<<<<

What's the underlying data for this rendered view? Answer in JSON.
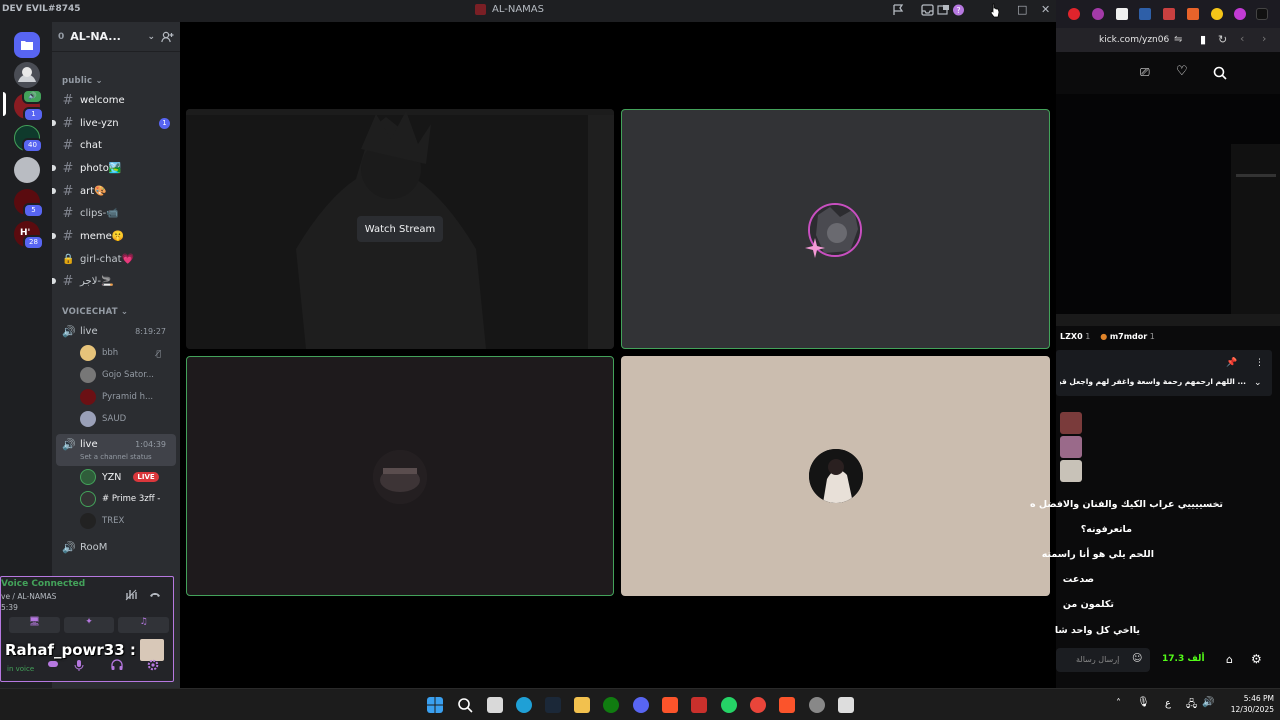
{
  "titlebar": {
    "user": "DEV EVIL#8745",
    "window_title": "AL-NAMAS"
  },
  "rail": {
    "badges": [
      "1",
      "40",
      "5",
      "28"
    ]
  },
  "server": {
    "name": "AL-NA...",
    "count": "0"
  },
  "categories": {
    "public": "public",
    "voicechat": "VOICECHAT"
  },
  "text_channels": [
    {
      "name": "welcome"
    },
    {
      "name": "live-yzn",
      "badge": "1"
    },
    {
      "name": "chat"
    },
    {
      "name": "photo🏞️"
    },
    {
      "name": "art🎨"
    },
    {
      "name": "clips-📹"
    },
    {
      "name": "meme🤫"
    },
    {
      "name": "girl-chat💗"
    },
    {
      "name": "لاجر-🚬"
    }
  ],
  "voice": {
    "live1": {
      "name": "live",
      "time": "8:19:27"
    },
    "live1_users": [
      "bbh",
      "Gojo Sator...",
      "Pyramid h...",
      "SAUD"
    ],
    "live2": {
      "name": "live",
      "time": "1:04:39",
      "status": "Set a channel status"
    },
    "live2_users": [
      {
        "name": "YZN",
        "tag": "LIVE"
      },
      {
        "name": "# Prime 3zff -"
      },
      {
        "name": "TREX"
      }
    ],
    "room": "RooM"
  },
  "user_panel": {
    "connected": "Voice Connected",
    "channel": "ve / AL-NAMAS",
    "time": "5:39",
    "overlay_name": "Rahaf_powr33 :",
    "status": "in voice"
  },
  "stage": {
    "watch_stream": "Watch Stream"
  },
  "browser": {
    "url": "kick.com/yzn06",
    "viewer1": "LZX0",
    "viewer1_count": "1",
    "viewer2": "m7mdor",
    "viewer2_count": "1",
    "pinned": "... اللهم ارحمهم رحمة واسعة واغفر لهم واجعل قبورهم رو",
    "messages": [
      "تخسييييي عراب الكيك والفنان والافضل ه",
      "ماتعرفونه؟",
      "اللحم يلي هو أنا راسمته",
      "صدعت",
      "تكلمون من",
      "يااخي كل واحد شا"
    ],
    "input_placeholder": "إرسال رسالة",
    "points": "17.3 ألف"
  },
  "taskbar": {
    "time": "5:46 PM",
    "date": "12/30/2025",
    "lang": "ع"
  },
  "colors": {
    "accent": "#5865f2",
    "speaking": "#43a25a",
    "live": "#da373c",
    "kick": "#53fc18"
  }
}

>>>>
<<<<

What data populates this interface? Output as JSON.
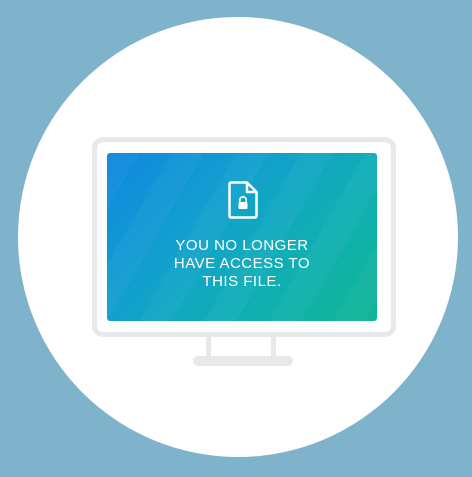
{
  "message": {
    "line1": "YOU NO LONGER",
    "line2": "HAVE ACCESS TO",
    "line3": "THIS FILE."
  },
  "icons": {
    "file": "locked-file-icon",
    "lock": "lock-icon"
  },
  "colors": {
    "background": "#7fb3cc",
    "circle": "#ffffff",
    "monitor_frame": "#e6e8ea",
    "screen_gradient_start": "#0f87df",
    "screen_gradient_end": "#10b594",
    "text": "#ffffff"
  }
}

>>>>

### Given exercise:
Of the lines in the material, how many include "data"? Respond with the number alone.

### Expected answer:
2